**EXTRACTED TEXT:**

◆ ◆ ◆ ◆

To: Holders of Stillwater Mining Company

1.75% Convertible Senior Notes due 2032

and

Delaware Trust Company

2711 Centerville Road

Wilmington, DE 19808

Attention: Stillwater Administrator

STILLWATER MINING COMPANY

NOTICE OF ANTICIPATED MERGER EFFECTIVE DATE

NOTICE OF RIGHT TO CONVERT

1.75% Convertible Senior Notes due 2032 (the “Notes”)

CUSIP No. 86074Q AL6

Reference is hereby made to the Indenture, dated as of November 29, 2010 (the “Base Indenture”), by and between Stillwater Mining Company, a Delaware corporation (the “Company”) and Delaware Trust Company, as successor to Law Debenture Trust Company of New York, as trustee (the “Trustee”), as amended and supplemented by the First Supplemental Indenture, dated as of October 17, 2012 (the “First Supplemental Indenture” and, together with the Base Indenture, as amended and supplemented by the First Supplemental Indenture, the “Indenture”), by and between the Company and the Trustee, relating to the Company’s 1.75% Convertible Senior Notes due 2032. Capitalized terms used but not defined in this notice shall have the meanings ascribed to such terms in the Indenture.

A copy of the Base Indenture was included as an exhibit to the Company’s Registration Statement on Form S-3, filed with the Securities and Exchange Commission (the “SEC”) on November 29, 2010. A copy of the First Supplemental Indenture was included as an exhibit to the Company’s Current Report on Form 8-K, filed with the SEC on October 17, 2012. This Registration Statement on Form S-3 and Current Report on Form 8-K are both available on the SEC’s website at www.sec.gov.

On December 9, 2016, the Company entered into an Agreement and Plan of Merger (the “Merger Agreement”) with Sibanye Gold Limited (“Sibanye” or the “Parent”), Thor US HoldCo Inc. (“US Holdco”) and Thor Mergco Inc., an indirect wholly owned subsidiary of Parent (“Merger Sub”), providing for the merger (the “Merger”) of Merger Sub with and into the Company, with the Company continuing as the surviving company. The Company issued a press release publicly announcing execution of the Merger Agreement on December 9, 2016, and included a copy of the press release and the Merger Agreement as exhibits to the Company’s Current Report on Form 8-K, filed with the SEC on December 9, 2016. The Company anticipates that a Fundamental Change and a Make-Whole Adjustment Event (each as defined in the First Supplemental Indenture) may occur on or about May 4, 2017 (the “Anticipated Effective Date”) as a result of the successful completion of the Merger pursuant to the Merger Agreement which is estimated to occur, on or about May 4, 2017.

◆ ◆ ◆ ◆

[Rows from a layout dataset]

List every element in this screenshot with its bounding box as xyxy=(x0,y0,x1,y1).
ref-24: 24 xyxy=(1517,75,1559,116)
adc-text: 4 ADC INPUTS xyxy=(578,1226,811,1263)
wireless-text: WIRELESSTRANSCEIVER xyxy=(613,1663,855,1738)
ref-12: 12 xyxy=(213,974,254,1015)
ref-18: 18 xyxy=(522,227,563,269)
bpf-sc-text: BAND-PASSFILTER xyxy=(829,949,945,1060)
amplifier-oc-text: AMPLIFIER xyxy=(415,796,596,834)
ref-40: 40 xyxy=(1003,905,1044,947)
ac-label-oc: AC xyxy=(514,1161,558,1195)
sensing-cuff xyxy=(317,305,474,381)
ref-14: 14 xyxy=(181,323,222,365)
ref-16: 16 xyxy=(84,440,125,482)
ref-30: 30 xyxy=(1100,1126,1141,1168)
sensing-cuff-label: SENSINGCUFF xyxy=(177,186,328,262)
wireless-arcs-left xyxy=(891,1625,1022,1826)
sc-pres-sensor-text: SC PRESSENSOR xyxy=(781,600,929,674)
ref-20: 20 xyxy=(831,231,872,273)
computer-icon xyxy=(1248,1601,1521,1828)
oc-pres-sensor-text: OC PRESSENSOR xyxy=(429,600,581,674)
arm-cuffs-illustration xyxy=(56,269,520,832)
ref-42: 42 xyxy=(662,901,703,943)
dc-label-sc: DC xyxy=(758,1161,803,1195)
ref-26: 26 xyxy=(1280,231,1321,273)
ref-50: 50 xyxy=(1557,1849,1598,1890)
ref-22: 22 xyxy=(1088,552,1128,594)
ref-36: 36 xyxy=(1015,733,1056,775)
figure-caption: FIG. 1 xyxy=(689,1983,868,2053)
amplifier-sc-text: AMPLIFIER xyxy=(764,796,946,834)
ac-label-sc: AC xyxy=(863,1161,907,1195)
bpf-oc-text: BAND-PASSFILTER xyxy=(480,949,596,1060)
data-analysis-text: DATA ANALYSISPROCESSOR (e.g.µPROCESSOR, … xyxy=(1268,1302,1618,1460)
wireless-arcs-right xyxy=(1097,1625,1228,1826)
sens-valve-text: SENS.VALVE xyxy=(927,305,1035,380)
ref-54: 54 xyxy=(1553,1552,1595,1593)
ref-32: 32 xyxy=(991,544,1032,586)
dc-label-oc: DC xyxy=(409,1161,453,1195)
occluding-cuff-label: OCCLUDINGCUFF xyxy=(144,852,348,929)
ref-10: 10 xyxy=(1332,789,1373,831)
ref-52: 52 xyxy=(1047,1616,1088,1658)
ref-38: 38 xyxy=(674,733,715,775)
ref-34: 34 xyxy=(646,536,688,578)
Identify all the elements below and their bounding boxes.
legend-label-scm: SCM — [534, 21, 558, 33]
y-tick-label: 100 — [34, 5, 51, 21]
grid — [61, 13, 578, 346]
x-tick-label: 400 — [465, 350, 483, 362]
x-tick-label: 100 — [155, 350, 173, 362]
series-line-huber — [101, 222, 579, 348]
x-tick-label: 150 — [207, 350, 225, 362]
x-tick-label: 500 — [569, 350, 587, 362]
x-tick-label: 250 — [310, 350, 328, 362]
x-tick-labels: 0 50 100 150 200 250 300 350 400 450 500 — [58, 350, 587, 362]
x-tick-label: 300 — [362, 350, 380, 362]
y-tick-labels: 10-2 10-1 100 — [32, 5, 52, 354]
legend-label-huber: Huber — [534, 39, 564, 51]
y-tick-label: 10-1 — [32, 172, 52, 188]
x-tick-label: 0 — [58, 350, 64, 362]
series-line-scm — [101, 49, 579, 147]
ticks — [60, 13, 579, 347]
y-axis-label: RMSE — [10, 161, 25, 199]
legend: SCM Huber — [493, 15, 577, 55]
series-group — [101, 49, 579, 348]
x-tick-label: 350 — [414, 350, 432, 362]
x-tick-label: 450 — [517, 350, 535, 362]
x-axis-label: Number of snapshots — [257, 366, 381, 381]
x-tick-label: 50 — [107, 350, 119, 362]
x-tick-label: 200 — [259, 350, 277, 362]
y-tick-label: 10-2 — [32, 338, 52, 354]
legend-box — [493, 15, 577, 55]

◆ ◆ ◆ ◆

**INSTRUCTIONS:**
(a) Name each party to the Merger Agreement described in the Stillwater Mining Company notice.
(b) Write the next part of the Stillwater Mining Company notice, picking up after its final sentence.

**ANSWERS FOR THIS EXERCISE:**
(a)
- Stillwater Mining Company
- Sibanye Gold Limited
- Thor US HoldCo Inc.
- Thor Mergco Inc.

(b)
Notice of Convertibility of the Notes during the Conversion Period

Notice is hereby given, pursuant to Section 10.01(b)(iii) of the First Supplemental Indenture, that if the Merger occurs, a Fundamental Change and a Make-Whole Adjustment Event (each as defined in the First Supplemental Indenture) will have occurred under the First Supplemental Indenture. Such a Fundamental Change and Make-Whole Adjustment Event in connection with the Merger are currently anticipated to occur, if they occur, as soon as practicable following the satisfaction or waiver of the conditions to the closing of the Merger, but in no event earlier than the Anticipated Effective Date. On the effective date of the Merger, if it occurs, each share of common stock of the Company, par value $0.01 per share (the “Common Stock”) then outstanding (other than (i) shares of Common Stock owned by the Company as treasury stock or by Merger Sub, (ii) shares of Common Stock owned by Parent or by a direct or indirect subsidiary of Parent or the Company and (iii) shares of Common Stock held by a holder who is entitled to appraisal rights and who has properly exercised and perfected appraisal rights for such shares) will be converted into the right to receive $18.00 in cash without interest (the “Merger Consideration”), and holders of shares of Common Stock will be entitled to exchange their shares of Common Stock for such per share amount of cash.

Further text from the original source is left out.